» **Work to complete**
Wherever the word "niepełnym" turns up in a line of the entries, copy that line.

» **Working data**
begin
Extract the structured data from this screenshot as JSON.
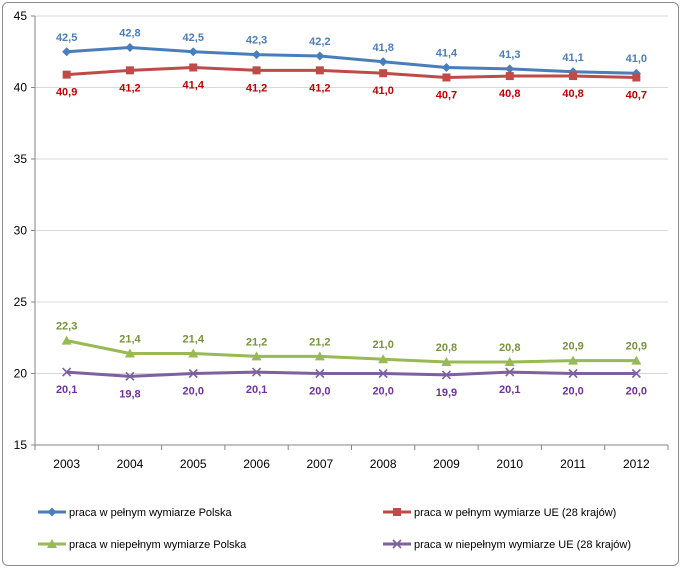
{
  "chart_data": {
    "type": "line",
    "categories": [
      "2003",
      "2004",
      "2005",
      "2006",
      "2007",
      "2008",
      "2009",
      "2010",
      "2011",
      "2012"
    ],
    "ylim": [
      15,
      45
    ],
    "yticks": [
      "15",
      "20",
      "25",
      "30",
      "35",
      "40",
      "45"
    ],
    "grid": true,
    "legend_position": "bottom",
    "series": [
      {
        "name": "praca w pełnym wymiarze Polska",
        "values": [
          42.5,
          42.8,
          42.5,
          42.3,
          42.2,
          41.8,
          41.4,
          41.3,
          41.1,
          41.0
        ],
        "labels": [
          "42,5",
          "42,8",
          "42,5",
          "42,3",
          "42,2",
          "41,8",
          "41,4",
          "41,3",
          "41,1",
          "41,0"
        ],
        "color": "#4a7ebb",
        "label_color": "#4a7ebb",
        "marker": "diamond",
        "label_pos": "above"
      },
      {
        "name": "praca w pełnym wymiarze UE (28 krajów)",
        "values": [
          40.9,
          41.2,
          41.4,
          41.2,
          41.2,
          41.0,
          40.7,
          40.8,
          40.8,
          40.7
        ],
        "labels": [
          "40,9",
          "41,2",
          "41,4",
          "41,2",
          "41,2",
          "41,0",
          "40,7",
          "40,8",
          "40,8",
          "40,7"
        ],
        "color": "#be4b48",
        "label_color": "#c00000",
        "marker": "square",
        "label_pos": "below"
      },
      {
        "name": "praca w niepełnym wymiarze Polska",
        "values": [
          22.3,
          21.4,
          21.4,
          21.2,
          21.2,
          21.0,
          20.8,
          20.8,
          20.9,
          20.9
        ],
        "labels": [
          "22,3",
          "21,4",
          "21,4",
          "21,2",
          "21,2",
          "21,0",
          "20,8",
          "20,8",
          "20,9",
          "20,9"
        ],
        "color": "#98b954",
        "label_color": "#77933c",
        "marker": "triangle",
        "label_pos": "above"
      },
      {
        "name": "praca w niepełnym wymiarze UE (28 krajów)",
        "values": [
          20.1,
          19.8,
          20.0,
          20.1,
          20.0,
          20.0,
          19.9,
          20.1,
          20.0,
          20.0
        ],
        "labels": [
          "20,1",
          "19,8",
          "20,0",
          "20,1",
          "20,0",
          "20,0",
          "19,9",
          "20,1",
          "20,0",
          "20,0"
        ],
        "color": "#7d60a0",
        "label_color": "#7030a0",
        "marker": "x",
        "label_pos": "below"
      }
    ]
  }
}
end
» **Exercise response**
        "name": "praca w niepełnym wymiarze Polska",
        "name": "praca w niepełnym wymiarze UE (28 krajów)",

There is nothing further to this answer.